** begin RAW DATA **

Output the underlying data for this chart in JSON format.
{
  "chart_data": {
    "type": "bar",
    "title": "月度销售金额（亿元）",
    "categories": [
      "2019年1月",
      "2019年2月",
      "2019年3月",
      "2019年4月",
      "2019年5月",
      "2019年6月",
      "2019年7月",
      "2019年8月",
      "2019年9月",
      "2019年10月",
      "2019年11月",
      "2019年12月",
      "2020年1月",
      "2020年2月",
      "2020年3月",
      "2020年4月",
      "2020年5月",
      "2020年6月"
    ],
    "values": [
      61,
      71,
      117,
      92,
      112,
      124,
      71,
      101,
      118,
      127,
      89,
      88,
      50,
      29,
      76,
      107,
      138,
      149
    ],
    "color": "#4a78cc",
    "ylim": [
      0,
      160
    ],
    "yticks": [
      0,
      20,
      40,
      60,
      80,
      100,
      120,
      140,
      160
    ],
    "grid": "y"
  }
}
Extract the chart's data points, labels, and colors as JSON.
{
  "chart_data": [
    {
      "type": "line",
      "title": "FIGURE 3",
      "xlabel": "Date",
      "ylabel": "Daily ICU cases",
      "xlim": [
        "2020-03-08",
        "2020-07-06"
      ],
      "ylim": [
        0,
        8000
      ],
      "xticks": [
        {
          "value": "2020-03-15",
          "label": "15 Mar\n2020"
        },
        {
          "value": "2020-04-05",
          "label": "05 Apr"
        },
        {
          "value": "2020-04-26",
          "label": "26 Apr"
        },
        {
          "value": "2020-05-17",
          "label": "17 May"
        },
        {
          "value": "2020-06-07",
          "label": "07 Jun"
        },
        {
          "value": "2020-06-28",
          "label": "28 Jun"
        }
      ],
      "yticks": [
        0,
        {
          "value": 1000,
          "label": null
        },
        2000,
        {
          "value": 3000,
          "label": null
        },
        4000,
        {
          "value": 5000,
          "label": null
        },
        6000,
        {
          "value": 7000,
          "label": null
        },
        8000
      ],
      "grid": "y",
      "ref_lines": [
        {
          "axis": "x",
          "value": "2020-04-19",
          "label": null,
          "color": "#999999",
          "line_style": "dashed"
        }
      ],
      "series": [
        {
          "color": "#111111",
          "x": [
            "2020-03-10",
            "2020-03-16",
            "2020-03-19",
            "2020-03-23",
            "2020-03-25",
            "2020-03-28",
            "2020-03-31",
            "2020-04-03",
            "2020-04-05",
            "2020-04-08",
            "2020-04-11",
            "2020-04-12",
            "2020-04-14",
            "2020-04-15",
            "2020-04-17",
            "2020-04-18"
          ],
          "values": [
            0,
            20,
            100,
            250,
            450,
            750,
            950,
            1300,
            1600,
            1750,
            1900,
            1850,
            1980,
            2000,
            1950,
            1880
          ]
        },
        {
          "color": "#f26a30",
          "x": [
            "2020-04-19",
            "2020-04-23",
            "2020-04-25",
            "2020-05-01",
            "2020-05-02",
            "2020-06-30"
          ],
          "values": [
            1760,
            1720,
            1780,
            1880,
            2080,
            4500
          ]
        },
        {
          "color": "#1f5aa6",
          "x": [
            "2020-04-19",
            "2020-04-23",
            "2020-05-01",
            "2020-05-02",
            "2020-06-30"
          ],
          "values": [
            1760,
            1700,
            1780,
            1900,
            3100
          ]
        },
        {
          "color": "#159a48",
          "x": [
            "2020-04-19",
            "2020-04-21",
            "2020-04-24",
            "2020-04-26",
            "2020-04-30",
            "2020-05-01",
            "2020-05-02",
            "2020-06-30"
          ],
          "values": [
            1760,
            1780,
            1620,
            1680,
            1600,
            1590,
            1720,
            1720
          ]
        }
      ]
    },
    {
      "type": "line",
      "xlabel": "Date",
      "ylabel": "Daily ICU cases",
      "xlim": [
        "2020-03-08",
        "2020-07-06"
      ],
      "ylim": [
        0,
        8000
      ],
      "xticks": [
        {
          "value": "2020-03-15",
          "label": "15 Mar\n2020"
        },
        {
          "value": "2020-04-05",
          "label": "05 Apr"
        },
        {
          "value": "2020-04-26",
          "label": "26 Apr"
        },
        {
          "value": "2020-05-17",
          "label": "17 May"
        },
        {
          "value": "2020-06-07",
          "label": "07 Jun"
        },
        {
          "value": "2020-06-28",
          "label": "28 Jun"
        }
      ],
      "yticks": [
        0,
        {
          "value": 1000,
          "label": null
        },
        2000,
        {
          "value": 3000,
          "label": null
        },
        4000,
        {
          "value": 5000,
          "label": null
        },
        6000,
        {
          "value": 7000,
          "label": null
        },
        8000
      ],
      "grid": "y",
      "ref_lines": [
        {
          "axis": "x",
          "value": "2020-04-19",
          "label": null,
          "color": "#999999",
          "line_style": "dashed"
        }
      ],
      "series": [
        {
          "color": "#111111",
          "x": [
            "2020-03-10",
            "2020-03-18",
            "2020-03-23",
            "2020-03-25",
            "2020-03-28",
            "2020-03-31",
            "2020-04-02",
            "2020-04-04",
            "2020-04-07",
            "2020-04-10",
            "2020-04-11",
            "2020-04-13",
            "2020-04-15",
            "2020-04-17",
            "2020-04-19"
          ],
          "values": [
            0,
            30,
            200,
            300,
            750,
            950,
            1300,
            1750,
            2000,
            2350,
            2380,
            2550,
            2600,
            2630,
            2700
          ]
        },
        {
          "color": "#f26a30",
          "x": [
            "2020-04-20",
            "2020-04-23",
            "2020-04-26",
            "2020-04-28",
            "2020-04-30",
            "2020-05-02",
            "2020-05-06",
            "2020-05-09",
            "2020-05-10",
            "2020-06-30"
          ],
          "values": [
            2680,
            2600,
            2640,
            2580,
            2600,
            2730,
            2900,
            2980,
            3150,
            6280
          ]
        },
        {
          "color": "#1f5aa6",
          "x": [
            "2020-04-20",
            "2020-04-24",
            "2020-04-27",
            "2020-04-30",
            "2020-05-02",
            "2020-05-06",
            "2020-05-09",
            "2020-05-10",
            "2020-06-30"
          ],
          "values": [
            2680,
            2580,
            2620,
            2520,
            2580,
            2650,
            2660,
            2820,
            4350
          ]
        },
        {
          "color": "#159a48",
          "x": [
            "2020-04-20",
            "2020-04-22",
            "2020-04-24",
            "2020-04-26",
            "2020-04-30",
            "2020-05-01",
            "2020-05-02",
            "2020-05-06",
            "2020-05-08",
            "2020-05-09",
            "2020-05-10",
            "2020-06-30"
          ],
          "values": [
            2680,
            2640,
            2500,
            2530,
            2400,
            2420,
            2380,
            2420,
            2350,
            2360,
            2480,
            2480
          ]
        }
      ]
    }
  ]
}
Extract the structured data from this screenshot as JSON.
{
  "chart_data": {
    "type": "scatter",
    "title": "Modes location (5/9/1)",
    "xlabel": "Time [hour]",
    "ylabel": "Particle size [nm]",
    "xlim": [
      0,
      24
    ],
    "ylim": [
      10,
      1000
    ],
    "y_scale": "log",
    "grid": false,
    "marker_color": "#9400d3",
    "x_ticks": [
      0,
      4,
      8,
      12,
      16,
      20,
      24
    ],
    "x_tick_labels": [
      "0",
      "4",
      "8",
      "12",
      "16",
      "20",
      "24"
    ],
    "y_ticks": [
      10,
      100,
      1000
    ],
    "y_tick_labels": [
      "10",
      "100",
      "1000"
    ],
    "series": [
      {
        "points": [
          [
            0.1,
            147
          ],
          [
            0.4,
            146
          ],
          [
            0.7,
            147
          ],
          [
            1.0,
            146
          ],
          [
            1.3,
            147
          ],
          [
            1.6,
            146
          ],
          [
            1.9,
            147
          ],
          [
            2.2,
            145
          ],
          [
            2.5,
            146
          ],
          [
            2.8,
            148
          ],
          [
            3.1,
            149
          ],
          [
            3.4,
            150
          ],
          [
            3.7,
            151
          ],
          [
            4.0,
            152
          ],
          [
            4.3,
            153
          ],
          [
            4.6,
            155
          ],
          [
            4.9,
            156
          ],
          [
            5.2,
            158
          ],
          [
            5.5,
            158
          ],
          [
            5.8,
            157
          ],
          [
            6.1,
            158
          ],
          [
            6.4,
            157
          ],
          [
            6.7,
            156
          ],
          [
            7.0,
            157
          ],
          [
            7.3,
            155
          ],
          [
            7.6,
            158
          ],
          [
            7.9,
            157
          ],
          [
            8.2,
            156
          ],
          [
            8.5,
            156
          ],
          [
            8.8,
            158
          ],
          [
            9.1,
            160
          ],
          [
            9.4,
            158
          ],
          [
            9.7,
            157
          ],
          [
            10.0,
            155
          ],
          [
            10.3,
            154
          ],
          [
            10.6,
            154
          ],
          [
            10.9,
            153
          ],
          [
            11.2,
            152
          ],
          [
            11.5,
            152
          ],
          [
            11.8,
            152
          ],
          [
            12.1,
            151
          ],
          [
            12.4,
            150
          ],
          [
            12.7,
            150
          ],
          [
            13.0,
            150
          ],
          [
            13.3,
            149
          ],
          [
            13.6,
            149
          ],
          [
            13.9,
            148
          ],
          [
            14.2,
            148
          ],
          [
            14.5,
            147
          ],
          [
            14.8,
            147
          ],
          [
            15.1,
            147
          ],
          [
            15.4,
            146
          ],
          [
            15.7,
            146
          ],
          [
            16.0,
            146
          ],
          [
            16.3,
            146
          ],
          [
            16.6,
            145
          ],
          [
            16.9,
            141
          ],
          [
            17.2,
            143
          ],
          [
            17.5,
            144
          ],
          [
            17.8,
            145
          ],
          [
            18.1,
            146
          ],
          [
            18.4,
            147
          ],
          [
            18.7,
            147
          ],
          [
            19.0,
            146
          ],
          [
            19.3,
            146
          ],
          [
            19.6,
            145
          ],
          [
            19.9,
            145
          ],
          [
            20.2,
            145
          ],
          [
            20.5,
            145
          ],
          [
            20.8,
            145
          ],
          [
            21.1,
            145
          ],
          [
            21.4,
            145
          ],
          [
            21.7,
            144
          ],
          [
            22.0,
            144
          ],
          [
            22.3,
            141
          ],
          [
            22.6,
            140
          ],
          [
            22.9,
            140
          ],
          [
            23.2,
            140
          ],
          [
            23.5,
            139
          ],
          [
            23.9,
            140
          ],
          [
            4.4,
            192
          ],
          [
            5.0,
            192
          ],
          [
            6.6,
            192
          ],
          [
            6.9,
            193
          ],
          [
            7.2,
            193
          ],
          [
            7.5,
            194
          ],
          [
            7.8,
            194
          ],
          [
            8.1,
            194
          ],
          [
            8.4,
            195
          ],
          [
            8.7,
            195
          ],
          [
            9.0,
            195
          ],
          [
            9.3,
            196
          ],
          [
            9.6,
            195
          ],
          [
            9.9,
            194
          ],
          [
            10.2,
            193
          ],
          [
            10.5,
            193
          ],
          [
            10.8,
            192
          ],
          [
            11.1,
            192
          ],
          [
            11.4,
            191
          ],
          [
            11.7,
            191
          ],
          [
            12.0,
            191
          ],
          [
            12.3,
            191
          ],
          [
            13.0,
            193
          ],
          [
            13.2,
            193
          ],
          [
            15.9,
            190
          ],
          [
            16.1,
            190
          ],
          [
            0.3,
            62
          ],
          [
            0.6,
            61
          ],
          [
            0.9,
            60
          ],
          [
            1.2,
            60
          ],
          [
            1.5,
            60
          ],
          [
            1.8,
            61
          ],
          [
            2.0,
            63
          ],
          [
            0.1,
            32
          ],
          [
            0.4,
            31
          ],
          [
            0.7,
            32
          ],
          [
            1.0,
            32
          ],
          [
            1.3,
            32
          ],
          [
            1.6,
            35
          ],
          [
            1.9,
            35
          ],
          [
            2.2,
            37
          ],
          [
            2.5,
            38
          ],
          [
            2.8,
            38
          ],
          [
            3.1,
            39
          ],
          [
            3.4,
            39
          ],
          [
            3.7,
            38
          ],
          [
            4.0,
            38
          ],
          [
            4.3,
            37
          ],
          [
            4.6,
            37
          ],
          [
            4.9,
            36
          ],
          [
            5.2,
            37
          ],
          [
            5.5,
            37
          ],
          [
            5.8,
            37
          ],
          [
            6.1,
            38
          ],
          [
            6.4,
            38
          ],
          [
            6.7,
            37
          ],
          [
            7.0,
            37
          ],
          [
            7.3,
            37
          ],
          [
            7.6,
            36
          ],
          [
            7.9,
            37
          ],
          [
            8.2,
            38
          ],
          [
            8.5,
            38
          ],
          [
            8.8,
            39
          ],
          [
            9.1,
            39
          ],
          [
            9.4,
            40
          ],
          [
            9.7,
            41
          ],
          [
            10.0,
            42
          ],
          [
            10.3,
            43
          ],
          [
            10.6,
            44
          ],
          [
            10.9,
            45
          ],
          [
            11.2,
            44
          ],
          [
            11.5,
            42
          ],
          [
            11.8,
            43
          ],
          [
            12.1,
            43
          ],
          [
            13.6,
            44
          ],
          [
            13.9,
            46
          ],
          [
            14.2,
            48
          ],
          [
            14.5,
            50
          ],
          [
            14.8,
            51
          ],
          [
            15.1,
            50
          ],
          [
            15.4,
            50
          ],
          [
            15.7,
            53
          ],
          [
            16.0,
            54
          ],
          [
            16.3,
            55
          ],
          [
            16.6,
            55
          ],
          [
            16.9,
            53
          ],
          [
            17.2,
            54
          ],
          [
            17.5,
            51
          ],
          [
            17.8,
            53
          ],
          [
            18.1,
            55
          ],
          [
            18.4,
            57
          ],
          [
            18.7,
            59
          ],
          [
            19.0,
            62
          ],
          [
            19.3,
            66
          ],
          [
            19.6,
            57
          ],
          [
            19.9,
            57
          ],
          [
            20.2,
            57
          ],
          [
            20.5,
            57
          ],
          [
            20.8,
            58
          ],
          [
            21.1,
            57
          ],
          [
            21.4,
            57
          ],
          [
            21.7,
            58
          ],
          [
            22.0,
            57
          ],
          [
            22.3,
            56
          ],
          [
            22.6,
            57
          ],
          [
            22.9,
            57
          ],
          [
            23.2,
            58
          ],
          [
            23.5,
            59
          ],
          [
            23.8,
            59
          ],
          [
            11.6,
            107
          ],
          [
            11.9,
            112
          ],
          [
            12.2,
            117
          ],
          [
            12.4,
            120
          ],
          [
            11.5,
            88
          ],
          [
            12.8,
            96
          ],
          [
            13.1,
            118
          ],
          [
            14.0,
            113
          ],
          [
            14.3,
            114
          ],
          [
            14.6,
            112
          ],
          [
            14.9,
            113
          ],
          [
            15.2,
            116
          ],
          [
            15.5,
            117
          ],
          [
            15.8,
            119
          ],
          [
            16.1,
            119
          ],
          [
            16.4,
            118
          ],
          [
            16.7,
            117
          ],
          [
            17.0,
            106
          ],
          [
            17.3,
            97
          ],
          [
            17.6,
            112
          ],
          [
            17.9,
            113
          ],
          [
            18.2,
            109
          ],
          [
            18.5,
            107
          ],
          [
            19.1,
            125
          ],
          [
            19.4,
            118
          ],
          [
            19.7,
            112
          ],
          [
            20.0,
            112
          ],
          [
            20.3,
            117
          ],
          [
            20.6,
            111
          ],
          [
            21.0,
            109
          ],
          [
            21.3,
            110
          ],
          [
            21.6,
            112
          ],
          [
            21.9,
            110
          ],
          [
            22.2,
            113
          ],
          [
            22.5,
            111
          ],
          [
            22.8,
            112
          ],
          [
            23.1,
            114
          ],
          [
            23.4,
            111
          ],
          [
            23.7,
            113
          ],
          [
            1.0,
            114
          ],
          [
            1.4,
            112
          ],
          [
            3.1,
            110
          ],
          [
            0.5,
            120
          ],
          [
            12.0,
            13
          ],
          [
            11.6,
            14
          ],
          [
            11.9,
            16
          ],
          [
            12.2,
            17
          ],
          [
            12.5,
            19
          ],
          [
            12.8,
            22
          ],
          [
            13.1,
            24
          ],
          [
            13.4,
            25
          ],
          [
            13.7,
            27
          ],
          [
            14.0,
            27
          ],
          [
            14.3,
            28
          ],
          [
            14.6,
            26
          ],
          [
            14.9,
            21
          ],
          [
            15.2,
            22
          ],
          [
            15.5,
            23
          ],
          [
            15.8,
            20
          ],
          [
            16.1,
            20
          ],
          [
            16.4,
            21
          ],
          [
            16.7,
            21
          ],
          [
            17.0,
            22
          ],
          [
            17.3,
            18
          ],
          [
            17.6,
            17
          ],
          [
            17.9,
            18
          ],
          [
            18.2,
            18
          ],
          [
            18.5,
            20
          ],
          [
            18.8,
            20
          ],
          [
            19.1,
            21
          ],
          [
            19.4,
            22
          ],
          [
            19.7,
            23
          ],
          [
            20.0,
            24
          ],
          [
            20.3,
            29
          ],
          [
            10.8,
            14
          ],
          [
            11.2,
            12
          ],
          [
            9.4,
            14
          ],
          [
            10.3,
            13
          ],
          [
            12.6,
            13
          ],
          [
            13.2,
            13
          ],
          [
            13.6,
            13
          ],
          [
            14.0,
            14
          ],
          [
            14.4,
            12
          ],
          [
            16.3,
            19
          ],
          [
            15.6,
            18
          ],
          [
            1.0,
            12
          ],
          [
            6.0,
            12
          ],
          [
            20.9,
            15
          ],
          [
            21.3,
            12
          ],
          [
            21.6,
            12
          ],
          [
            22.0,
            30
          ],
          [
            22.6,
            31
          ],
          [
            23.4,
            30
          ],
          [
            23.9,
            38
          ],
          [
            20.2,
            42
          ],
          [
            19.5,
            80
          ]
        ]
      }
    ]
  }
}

** end RAW DATA **

TASK DESCRIPTION
Report each line in the data that holds the word "Extract".

EXPECTED ANSWER
Extract the chart's data points, labels, and colors as JSON.
Extract the structured data from this screenshot as JSON.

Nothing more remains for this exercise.